EXERCISE: Repeat every line of the material, character for character.
################
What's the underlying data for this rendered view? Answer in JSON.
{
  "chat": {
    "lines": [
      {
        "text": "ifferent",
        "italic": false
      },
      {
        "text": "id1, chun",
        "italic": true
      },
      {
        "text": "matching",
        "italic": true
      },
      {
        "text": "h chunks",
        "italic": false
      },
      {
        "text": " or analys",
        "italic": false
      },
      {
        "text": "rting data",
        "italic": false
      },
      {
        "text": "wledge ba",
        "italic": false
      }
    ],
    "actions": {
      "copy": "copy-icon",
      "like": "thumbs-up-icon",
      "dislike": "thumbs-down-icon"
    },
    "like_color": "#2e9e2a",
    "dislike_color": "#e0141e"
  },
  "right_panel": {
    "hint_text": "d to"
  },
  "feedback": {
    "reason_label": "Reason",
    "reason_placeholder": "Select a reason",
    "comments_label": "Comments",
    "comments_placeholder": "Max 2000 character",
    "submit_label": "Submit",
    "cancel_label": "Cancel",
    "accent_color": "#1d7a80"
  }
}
################
WORKED ANSWER:
What's the underlying data for this rendered view? Answer in JSON.
{
  "chat": {
    "lines": [
      {
        "text": "ifferent",
        "italic": false
      },
      {
        "text": "id1, chun",
        "italic": true
      },
      {
        "text": "matching",
        "italic": true
      },
      {
        "text": "h chunks",
        "italic": false
      },
      {
        "text": " or analys",
        "italic": false
      },
      {
        "text": "rting data",
        "italic": false
      },
      {
        "text": "wledge ba",
        "italic": false
      }
    ],
    "actions": {
      "copy": "copy-icon",
      "like": "thumbs-up-icon",
      "dislike": "thumbs-down-icon"
    },
    "like_color": "#2e9e2a",
    "dislike_color": "#e0141e"
  },
  "right_panel": {
    "hint_text": "d to"
  },
  "feedback": {
    "reason_label": "Reason",
    "reason_placeholder": "Select a reason",
    "comments_label": "Comments",
    "comments_placeholder": "Max 2000 character",
    "submit_label": "Submit",
    "cancel_label": "Cancel",
    "accent_color": "#1d7a80"
  }
}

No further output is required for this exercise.